PROBLEM TO SOLVE:
Gather from the material every line that contains the string "name".

** START LISTED ENTRIES **

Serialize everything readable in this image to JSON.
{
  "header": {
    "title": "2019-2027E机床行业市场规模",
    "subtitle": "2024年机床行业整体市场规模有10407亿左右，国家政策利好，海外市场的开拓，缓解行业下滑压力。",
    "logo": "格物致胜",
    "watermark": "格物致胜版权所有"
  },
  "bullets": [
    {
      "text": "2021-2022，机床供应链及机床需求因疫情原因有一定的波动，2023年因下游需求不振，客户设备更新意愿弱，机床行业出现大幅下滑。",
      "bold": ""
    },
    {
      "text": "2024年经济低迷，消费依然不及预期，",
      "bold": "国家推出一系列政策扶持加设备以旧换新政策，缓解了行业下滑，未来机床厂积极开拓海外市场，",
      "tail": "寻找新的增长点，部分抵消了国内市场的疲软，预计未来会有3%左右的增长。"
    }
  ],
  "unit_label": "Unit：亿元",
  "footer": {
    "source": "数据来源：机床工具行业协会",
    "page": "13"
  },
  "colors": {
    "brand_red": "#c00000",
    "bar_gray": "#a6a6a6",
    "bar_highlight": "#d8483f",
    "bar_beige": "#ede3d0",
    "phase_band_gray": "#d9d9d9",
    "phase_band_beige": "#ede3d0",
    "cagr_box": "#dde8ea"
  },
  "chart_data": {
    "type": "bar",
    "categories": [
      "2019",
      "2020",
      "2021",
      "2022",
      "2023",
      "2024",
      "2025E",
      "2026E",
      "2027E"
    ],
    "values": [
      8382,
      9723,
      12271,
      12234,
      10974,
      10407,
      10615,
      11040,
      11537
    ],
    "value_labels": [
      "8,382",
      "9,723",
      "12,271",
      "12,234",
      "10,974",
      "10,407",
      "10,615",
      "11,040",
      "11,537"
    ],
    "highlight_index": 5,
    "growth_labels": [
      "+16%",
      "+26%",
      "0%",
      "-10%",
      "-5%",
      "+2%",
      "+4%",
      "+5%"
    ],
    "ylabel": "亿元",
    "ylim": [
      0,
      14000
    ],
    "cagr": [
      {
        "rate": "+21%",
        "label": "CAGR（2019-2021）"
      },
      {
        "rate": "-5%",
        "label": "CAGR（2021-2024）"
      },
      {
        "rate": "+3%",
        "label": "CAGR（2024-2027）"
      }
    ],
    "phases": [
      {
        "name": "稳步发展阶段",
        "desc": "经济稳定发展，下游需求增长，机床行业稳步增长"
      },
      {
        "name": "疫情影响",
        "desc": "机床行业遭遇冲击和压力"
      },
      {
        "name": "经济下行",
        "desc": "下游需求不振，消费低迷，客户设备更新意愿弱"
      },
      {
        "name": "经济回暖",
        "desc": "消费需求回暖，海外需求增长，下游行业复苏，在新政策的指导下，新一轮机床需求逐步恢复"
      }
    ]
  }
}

** END LISTED ENTRIES **

EXERCISE RESPONSE:
        "name": "稳步发展阶段",
        "name": "疫情影响",
        "name": "经济下行",
        "name": "经济回暖",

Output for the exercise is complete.